**Short problem:** Are you able to quote each entry exactly as written?

>>>>

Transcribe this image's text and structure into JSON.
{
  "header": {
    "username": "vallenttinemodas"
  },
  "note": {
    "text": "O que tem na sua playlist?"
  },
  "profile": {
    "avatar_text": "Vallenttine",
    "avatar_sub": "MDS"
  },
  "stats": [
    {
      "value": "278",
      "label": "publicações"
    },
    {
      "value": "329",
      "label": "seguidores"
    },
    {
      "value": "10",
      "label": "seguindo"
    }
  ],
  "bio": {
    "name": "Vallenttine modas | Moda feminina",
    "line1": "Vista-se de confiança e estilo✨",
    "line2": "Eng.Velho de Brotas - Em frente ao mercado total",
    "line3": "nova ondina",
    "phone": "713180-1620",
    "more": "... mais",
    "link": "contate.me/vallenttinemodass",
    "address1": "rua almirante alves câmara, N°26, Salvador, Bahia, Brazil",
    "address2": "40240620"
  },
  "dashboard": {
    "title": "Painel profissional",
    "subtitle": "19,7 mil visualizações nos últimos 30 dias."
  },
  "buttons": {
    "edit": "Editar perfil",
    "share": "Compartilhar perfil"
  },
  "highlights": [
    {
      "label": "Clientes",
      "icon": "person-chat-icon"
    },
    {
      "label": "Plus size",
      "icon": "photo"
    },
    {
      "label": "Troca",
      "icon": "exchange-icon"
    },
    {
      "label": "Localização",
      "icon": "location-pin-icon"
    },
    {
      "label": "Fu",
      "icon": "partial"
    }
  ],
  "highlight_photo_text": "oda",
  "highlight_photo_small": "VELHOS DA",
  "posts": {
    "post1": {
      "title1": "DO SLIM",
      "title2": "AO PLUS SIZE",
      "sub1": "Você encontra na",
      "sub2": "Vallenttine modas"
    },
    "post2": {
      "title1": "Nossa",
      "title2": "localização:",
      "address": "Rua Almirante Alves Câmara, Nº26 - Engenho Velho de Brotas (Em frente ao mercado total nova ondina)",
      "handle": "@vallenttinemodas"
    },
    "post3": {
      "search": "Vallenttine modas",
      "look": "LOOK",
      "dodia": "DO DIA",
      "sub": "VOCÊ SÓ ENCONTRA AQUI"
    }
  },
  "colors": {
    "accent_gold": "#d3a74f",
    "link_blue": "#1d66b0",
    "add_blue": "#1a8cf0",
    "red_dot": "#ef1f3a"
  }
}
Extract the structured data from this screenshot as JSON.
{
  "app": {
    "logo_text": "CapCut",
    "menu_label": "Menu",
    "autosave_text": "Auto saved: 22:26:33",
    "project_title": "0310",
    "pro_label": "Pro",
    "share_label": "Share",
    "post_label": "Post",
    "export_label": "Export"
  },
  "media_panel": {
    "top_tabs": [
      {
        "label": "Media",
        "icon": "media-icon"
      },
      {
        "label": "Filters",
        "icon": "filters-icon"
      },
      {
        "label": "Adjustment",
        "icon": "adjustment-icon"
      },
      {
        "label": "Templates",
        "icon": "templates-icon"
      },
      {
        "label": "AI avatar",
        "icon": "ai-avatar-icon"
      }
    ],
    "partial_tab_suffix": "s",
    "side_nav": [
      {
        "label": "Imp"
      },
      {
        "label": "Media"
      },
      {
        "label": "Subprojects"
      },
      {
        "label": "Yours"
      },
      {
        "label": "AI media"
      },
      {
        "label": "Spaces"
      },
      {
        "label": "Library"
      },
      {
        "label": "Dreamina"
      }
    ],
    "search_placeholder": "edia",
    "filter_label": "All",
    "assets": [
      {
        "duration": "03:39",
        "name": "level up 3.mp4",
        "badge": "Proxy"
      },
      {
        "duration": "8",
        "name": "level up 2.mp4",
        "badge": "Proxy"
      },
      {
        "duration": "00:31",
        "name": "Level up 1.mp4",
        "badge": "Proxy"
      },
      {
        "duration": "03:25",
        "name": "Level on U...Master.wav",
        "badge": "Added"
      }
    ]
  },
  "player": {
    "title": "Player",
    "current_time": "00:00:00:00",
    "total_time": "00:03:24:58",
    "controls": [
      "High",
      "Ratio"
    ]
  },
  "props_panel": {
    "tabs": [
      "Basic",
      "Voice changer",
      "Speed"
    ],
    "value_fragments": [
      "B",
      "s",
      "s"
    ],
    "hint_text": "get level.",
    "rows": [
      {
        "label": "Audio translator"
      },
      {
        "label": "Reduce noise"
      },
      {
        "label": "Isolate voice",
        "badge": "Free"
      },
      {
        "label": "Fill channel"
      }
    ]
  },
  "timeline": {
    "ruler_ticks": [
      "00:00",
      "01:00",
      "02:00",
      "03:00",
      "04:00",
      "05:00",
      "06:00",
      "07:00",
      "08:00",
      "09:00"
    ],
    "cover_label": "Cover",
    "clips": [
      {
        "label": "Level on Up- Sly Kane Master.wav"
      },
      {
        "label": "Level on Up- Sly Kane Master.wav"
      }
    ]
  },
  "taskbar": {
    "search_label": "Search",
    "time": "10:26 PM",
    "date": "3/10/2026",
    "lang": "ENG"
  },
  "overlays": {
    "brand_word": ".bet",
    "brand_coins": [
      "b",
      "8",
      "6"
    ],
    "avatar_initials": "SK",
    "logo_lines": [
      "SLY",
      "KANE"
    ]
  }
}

<<<<

**Final answer:**
Transcribe this image's text and structure into JSON.
{
  "header": {
    "username": "vallenttinemodas"
  },
  "note": {
    "text": "O que tem na sua playlist?"
  },
  "profile": {
    "avatar_text": "Vallenttine",
    "avatar_sub": "MDS"
  },
  "stats": [
    {
      "value": "278",
      "label": "publicações"
    },
    {
      "value": "329",
      "label": "seguidores"
    },
    {
      "value": "10",
      "label": "seguindo"
    }
  ],
  "bio": {
    "name": "Vallenttine modas | Moda feminina",
    "line1": "Vista-se de confiança e estilo✨",
    "line2": "Eng.Velho de Brotas - Em frente ao mercado total",
    "line3": "nova ondina",
    "phone": "713180-1620",
    "more": "... mais",
    "link": "contate.me/vallenttinemodass",
    "address1": "rua almirante alves câmara, N°26, Salvador, Bahia, Brazil",
    "address2": "40240620"
  },
  "dashboard": {
    "title": "Painel profissional",
    "subtitle": "19,7 mil visualizações nos últimos 30 dias."
  },
  "buttons": {
    "edit": "Editar perfil",
    "share": "Compartilhar perfil"
  },
  "highlights": [
    {
      "label": "Clientes",
      "icon": "person-chat-icon"
    },
    {
      "label": "Plus size",
      "icon": "photo"
    },
    {
      "label": "Troca",
      "icon": "exchange-icon"
    },
    {
      "label": "Localização",
      "icon": "location-pin-icon"
    },
    {
      "label": "Fu",
      "icon": "partial"
    }
  ],
  "highlight_photo_text": "oda",
  "highlight_photo_small": "VELHOS DA",
  "posts": {
    "post1": {
      "title1": "DO SLIM",
      "title2": "AO PLUS SIZE",
      "sub1": "Você encontra na",
      "sub2": "Vallenttine modas"
    },
    "post2": {
      "title1": "Nossa",
      "title2": "localização:",
      "address": "Rua Almirante Alves Câmara, Nº26 - Engenho Velho de Brotas (Em frente ao mercado total nova ondina)",
      "handle": "@vallenttinemodas"
    },
    "post3": {
      "search": "Vallenttine modas",
      "look": "LOOK",
      "dodia": "DO DIA",
      "sub": "VOCÊ SÓ ENCONTRA AQUI"
    }
  },
  "colors": {
    "accent_gold": "#d3a74f",
    "link_blue": "#1d66b0",
    "add_blue": "#1a8cf0",
    "red_dot": "#ef1f3a"
  }
}
Extract the structured data from this screenshot as JSON.
{
  "app": {
    "logo_text": "CapCut",
    "menu_label": "Menu",
    "autosave_text": "Auto saved: 22:26:33",
    "project_title": "0310",
    "pro_label": "Pro",
    "share_label": "Share",
    "post_label": "Post",
    "export_label": "Export"
  },
  "media_panel": {
    "top_tabs": [
      {
        "label": "Media",
        "icon": "media-icon"
      },
      {
        "label": "Filters",
        "icon": "filters-icon"
      },
      {
        "label": "Adjustment",
        "icon": "adjustment-icon"
      },
      {
        "label": "Templates",
        "icon": "templates-icon"
      },
      {
        "label": "AI avatar",
        "icon": "ai-avatar-icon"
      }
    ],
    "partial_tab_suffix": "s",
    "side_nav": [
      {
        "label": "Imp"
      },
      {
        "label": "Media"
      },
      {
        "label": "Subprojects"
      },
      {
        "label": "Yours"
      },
      {
        "label": "AI media"
      },
      {
        "label": "Spaces"
      },
      {
        "label": "Library"
      },
      {
        "label": "Dreamina"
      }
    ],
    "search_placeholder": "edia",
    "filter_label": "All",
    "assets": [
      {
        "duration": "03:39",
        "name": "level up 3.mp4",
        "badge": "Proxy"
      },
      {
        "duration": "8",
        "name": "level up 2.mp4",
        "badge": "Proxy"
      },
      {
        "duration": "00:31",
        "name": "Level up 1.mp4",
        "badge": "Proxy"
      },
      {
        "duration": "03:25",
        "name": "Level on U...Master.wav",
        "badge": "Added"
      }
    ]
  },
  "player": {
    "title": "Player",
    "current_time": "00:00:00:00",
    "total_time": "00:03:24:58",
    "controls": [
      "High",
      "Ratio"
    ]
  },
  "props_panel": {
    "tabs": [
      "Basic",
      "Voice changer",
      "Speed"
    ],
    "value_fragments": [
      "B",
      "s",
      "s"
    ],
    "hint_text": "get level.",
    "rows": [
      {
        "label": "Audio translator"
      },
      {
        "label": "Reduce noise"
      },
      {
        "label": "Isolate voice",
        "badge": "Free"
      },
      {
        "label": "Fill channel"
      }
    ]
  },
  "timeline": {
    "ruler_ticks": [
      "00:00",
      "01:00",
      "02:00",
      "03:00",
      "04:00",
      "05:00",
      "06:00",
      "07:00",
      "08:00",
      "09:00"
    ],
    "cover_label": "Cover",
    "clips": [
      {
        "label": "Level on Up- Sly Kane Master.wav"
      },
      {
        "label": "Level on Up- Sly Kane Master.wav"
      }
    ]
  },
  "taskbar": {
    "search_label": "Search",
    "time": "10:26 PM",
    "date": "3/10/2026",
    "lang": "ENG"
  },
  "overlays": {
    "brand_word": ".bet",
    "brand_coins": [
      "b",
      "8",
      "6"
    ],
    "avatar_initials": "SK",
    "logo_lines": [
      "SLY",
      "KANE"
    ]
  }
}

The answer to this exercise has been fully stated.